# [WHAT THE TASK REQUIRES]
Every line that holds "Acid" should be shown.

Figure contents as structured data
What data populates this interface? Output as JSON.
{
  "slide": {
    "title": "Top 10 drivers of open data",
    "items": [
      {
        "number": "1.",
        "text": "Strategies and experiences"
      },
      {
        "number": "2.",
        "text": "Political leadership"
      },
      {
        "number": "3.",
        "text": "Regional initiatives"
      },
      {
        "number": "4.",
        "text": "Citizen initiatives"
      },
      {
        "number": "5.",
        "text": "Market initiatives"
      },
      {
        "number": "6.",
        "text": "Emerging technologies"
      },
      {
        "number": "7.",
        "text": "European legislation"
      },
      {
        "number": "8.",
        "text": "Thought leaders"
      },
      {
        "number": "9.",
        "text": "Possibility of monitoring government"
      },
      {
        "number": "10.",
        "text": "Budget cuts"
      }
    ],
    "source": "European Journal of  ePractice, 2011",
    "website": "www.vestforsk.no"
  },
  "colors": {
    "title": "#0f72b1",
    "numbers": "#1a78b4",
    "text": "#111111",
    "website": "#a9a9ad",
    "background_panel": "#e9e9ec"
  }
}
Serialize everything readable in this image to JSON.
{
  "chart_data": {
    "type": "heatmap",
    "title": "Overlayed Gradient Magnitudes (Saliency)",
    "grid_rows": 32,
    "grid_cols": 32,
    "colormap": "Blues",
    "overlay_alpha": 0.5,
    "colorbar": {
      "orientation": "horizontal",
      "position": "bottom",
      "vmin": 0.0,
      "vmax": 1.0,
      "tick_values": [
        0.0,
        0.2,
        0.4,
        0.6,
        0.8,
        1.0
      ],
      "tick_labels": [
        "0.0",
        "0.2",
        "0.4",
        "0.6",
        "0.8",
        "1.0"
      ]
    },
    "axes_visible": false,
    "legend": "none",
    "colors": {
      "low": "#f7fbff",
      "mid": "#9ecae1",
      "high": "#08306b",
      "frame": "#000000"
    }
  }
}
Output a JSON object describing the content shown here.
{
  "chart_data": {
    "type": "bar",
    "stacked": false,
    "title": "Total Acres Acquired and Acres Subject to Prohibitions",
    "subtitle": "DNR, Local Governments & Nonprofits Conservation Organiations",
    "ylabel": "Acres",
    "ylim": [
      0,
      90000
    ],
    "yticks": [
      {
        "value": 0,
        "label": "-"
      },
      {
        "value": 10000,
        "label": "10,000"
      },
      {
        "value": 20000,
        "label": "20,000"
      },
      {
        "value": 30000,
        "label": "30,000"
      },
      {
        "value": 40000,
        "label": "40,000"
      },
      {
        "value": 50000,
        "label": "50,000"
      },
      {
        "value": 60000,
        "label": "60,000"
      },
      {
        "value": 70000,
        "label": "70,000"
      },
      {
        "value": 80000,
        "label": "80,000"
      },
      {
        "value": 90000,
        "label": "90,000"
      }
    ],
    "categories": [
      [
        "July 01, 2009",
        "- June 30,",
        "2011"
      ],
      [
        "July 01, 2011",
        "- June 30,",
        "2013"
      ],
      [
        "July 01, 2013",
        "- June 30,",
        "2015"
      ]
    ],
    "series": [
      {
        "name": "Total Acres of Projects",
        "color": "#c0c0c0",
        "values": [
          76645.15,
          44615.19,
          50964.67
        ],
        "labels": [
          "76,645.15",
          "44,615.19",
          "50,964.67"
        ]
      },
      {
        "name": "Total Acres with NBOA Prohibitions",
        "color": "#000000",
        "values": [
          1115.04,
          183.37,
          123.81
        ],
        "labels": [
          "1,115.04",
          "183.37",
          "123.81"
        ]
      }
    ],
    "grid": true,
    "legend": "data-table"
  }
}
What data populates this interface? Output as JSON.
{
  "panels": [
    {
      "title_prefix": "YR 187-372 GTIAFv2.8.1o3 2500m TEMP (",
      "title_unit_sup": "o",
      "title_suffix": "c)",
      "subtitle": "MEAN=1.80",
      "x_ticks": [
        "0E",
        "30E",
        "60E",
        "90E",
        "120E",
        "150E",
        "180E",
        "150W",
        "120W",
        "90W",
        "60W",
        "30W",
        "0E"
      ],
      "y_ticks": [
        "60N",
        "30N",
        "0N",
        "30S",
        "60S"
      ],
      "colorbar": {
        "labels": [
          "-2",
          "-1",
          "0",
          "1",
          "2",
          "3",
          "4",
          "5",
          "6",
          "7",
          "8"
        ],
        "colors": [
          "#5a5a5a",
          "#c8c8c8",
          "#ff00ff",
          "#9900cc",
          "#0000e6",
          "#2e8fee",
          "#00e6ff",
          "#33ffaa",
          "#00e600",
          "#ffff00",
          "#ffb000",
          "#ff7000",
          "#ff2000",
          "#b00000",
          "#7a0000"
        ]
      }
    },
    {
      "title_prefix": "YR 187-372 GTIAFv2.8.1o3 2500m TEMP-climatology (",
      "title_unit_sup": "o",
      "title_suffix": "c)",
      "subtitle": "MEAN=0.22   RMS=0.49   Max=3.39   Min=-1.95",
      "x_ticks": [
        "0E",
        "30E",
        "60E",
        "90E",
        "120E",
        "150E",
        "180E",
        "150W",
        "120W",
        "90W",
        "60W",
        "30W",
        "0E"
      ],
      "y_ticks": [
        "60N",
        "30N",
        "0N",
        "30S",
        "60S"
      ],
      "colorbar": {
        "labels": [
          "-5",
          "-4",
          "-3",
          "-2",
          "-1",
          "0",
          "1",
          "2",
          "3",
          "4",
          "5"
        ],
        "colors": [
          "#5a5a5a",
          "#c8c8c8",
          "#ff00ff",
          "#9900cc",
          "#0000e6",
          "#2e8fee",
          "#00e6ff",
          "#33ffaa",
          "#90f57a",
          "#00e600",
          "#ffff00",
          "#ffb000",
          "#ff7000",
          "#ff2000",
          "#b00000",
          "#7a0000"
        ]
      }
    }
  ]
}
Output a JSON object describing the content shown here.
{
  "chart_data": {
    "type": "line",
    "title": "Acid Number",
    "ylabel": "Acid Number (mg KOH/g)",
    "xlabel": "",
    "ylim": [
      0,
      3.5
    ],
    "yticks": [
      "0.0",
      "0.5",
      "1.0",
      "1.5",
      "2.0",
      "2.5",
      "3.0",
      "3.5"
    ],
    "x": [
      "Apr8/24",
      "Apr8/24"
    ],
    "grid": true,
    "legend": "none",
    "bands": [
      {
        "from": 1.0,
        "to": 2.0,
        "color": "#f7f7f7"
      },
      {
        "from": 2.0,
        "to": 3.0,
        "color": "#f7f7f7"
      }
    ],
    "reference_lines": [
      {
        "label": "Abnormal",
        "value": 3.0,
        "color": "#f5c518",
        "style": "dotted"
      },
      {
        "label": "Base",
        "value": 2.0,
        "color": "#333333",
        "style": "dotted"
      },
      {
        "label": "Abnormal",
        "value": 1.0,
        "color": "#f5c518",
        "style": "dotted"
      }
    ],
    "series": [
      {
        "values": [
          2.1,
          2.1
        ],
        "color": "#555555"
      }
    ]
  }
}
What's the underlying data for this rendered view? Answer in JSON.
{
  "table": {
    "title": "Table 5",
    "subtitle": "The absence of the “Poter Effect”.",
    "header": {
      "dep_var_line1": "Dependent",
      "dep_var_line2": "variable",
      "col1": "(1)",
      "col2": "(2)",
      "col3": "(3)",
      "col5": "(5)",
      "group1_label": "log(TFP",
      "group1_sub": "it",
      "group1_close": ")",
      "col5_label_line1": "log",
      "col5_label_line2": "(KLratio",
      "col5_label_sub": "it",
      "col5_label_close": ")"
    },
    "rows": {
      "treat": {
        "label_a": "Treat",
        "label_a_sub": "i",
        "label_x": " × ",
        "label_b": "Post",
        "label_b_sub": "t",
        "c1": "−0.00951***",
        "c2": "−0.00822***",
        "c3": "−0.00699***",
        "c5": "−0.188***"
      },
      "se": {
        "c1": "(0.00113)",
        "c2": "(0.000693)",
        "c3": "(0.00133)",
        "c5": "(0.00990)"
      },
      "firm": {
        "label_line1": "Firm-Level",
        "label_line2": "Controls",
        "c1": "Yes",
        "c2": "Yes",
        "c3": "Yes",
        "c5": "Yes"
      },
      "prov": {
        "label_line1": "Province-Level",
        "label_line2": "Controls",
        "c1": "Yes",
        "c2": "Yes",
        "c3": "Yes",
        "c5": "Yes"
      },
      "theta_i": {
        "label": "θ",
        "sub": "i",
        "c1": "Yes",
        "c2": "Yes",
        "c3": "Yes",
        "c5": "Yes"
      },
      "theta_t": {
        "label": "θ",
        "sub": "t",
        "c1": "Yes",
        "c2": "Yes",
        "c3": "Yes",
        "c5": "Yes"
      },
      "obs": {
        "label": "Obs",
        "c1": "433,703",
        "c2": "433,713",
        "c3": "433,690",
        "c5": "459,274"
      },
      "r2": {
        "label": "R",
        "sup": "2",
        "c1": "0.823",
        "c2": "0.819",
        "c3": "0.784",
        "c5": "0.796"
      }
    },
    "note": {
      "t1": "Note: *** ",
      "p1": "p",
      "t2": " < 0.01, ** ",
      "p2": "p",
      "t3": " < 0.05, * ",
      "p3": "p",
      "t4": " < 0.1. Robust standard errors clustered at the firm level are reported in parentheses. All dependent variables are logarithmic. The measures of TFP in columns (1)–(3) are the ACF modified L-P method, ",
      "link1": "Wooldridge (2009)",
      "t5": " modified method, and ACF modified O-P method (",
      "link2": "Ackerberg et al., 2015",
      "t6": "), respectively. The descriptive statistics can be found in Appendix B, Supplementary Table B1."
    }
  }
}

# [EXERCISE ANSWER]
    "title": "Acid Number",
    "ylabel": "Acid Number (mg KOH/g)",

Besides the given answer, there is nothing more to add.